══ INPUT FOR THIS TASK

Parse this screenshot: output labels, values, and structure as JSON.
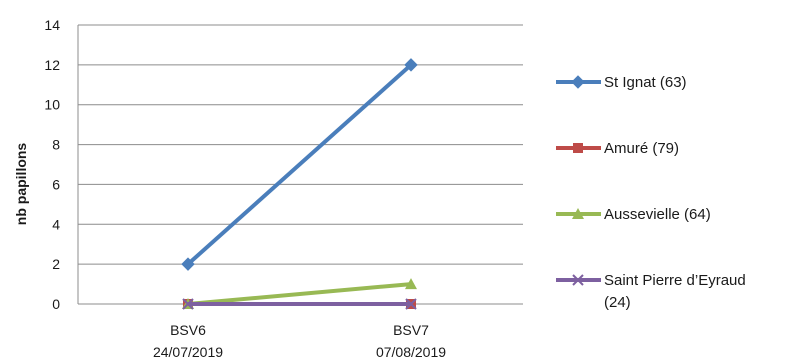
{
  "chart_data": {
    "type": "line",
    "title": "",
    "xlabel": "",
    "ylabel": "nb papillons",
    "ylim": [
      0,
      14
    ],
    "yticks": [
      0,
      2,
      4,
      6,
      8,
      10,
      12,
      14
    ],
    "grid": "horizontal",
    "legend_position": "right",
    "categories": [
      {
        "name": "BSV6",
        "date": "24/07/2019"
      },
      {
        "name": "BSV7",
        "date": "07/08/2019"
      }
    ],
    "series": [
      {
        "name": "St Ignat (63)",
        "values": [
          2,
          12
        ],
        "color": "#4A7EBB",
        "marker": "diamond"
      },
      {
        "name": "Amuré (79)",
        "values": [
          0,
          0
        ],
        "color": "#BE4B48",
        "marker": "square"
      },
      {
        "name": "Aussevielle (64)",
        "values": [
          0,
          1
        ],
        "color": "#98B954",
        "marker": "triangle"
      },
      {
        "name": "Saint Pierre d’Eyraud (24)",
        "values": [
          0,
          0
        ],
        "color": "#7D60A0",
        "marker": "x"
      }
    ]
  }
}
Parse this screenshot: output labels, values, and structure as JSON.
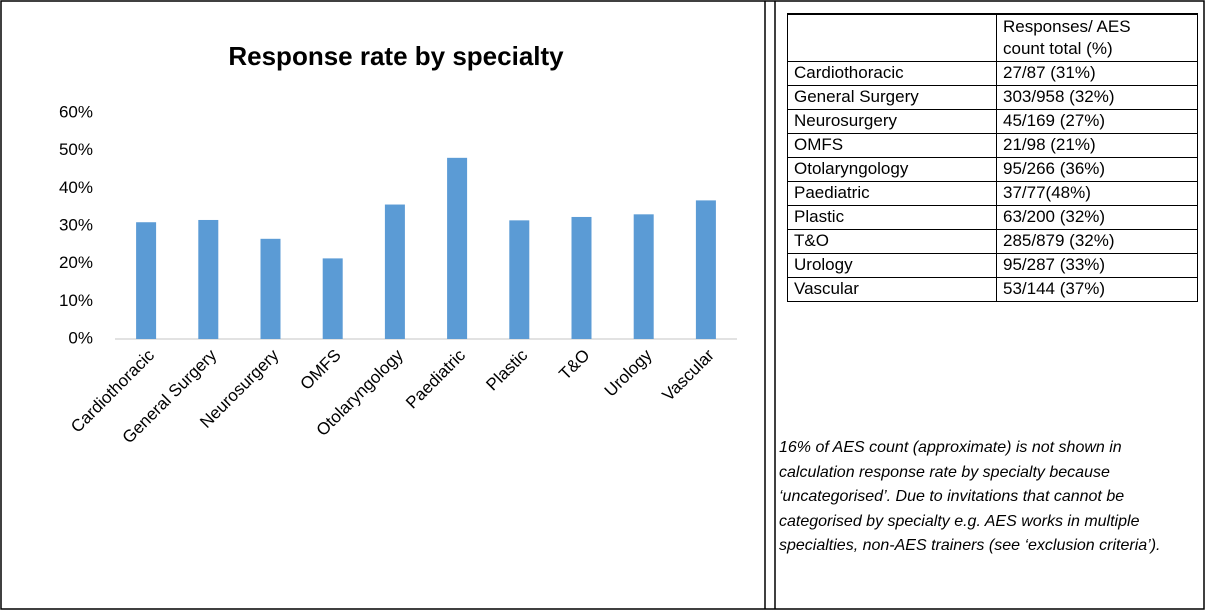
{
  "chart_data": {
    "type": "bar",
    "title": "Response rate by specialty",
    "categories": [
      "Cardiothoracic",
      "General Surgery",
      "Neurosurgery",
      "OMFS",
      "Otolaryngology",
      "Paediatric",
      "Plastic",
      "T&O",
      "Urology",
      "Vascular"
    ],
    "values": [
      31.0,
      31.6,
      26.6,
      21.4,
      35.7,
      48.1,
      31.5,
      32.4,
      33.1,
      36.8
    ],
    "color": "#5b9bd5",
    "ylim": [
      0,
      60
    ],
    "yticks": [
      {
        "value": 0,
        "label": "0%"
      },
      {
        "value": 10,
        "label": "10%"
      },
      {
        "value": 20,
        "label": "20%"
      },
      {
        "value": 30,
        "label": "30%"
      },
      {
        "value": 40,
        "label": "40%"
      },
      {
        "value": 50,
        "label": "50%"
      },
      {
        "value": 60,
        "label": "60%"
      }
    ],
    "grid": false
  },
  "table": {
    "header": [
      "",
      "Responses/ AES count total (%)"
    ],
    "rows": [
      [
        "Cardiothoracic",
        "27/87 (31%)"
      ],
      [
        "General Surgery",
        "303/958 (32%)"
      ],
      [
        "Neurosurgery",
        "45/169 (27%)"
      ],
      [
        "OMFS",
        "21/98 (21%)"
      ],
      [
        "Otolaryngology",
        "95/266 (36%)"
      ],
      [
        "Paediatric",
        "37/77(48%)"
      ],
      [
        "Plastic",
        "63/200 (32%)"
      ],
      [
        "T&O",
        "285/879 (32%)"
      ],
      [
        "Urology",
        "95/287 (33%)"
      ],
      [
        "Vascular",
        "53/144 (37%)"
      ]
    ]
  },
  "note": "16% of AES count (approximate) is not shown in calculation response rate by specialty because ‘uncategorised’. Due to invitations that cannot be categorised by specialty e.g. AES works in multiple specialties, non-AES trainers (see ‘exclusion criteria’)."
}
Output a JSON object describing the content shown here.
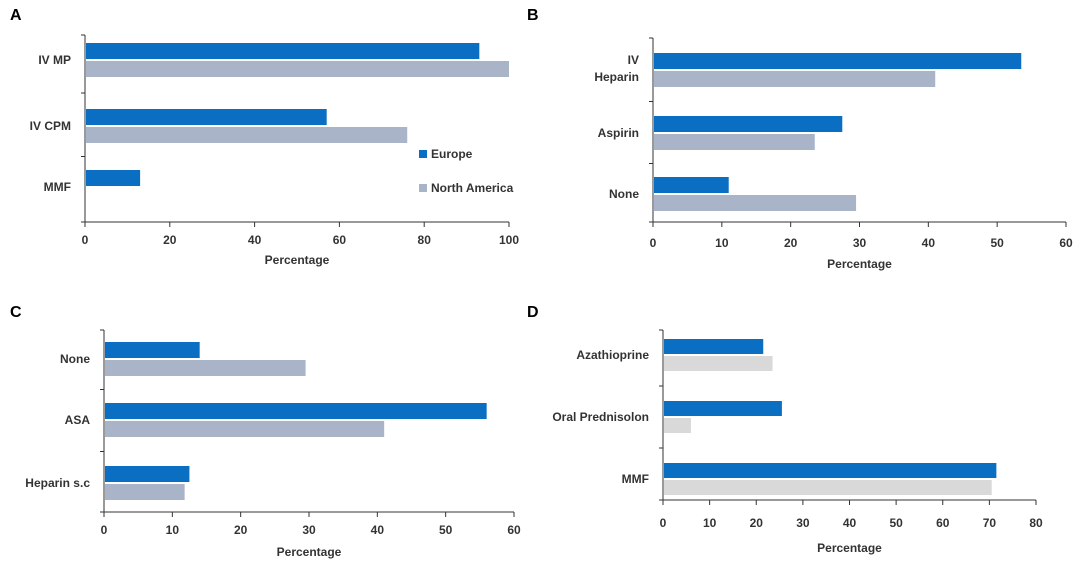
{
  "colors": {
    "europe": "#0a6fc2",
    "north_america": "#a9b4c8",
    "light_gray": "#d9d9d9"
  },
  "legend": [
    "Europe",
    "North America"
  ],
  "chart_data": [
    {
      "panel": "A",
      "type": "bar",
      "orientation": "horizontal",
      "categories": [
        "IV MP",
        "IV CPM",
        "MMF"
      ],
      "series": [
        {
          "name": "Europe",
          "values": [
            93,
            57,
            13
          ]
        },
        {
          "name": "North America",
          "values": [
            100,
            76,
            0
          ]
        }
      ],
      "xlabel": "Percentage",
      "xlim": [
        0,
        100
      ],
      "xticks": [
        0,
        20,
        40,
        60,
        80,
        100
      ],
      "legend_position": "right"
    },
    {
      "panel": "B",
      "type": "bar",
      "orientation": "horizontal",
      "categories": [
        "IV\nHeparin",
        "Aspirin",
        "None"
      ],
      "series": [
        {
          "name": "Europe",
          "values": [
            53.5,
            27.5,
            11
          ]
        },
        {
          "name": "North America",
          "values": [
            41,
            23.5,
            29.5
          ]
        }
      ],
      "xlabel": "Percentage",
      "xlim": [
        0,
        60
      ],
      "xticks": [
        0,
        10,
        20,
        30,
        40,
        50,
        60
      ]
    },
    {
      "panel": "C",
      "type": "bar",
      "orientation": "horizontal",
      "categories": [
        "None",
        "ASA",
        "Heparin s.c"
      ],
      "series": [
        {
          "name": "Europe",
          "values": [
            14,
            56,
            12.5
          ]
        },
        {
          "name": "North America",
          "values": [
            29.5,
            41,
            11.8
          ]
        }
      ],
      "xlabel": "Percentage",
      "xlim": [
        0,
        60
      ],
      "xticks": [
        0,
        10,
        20,
        30,
        40,
        50,
        60
      ]
    },
    {
      "panel": "D",
      "type": "bar",
      "orientation": "horizontal",
      "categories": [
        "Azathioprine",
        "Oral Prednisolon",
        "MMF"
      ],
      "series": [
        {
          "name": "Europe",
          "values": [
            21.5,
            25.5,
            71.5
          ]
        },
        {
          "name": "North America",
          "values": [
            23.5,
            6,
            70.5
          ]
        }
      ],
      "xlabel": "Percentage",
      "xlim": [
        0,
        80
      ],
      "xticks": [
        0,
        10,
        20,
        30,
        40,
        50,
        60,
        70,
        80
      ]
    }
  ]
}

════

WHAT YOU WILL DO: Answer with one number: how many lines of the entries above include the word "specialty".

SOLUTION: 2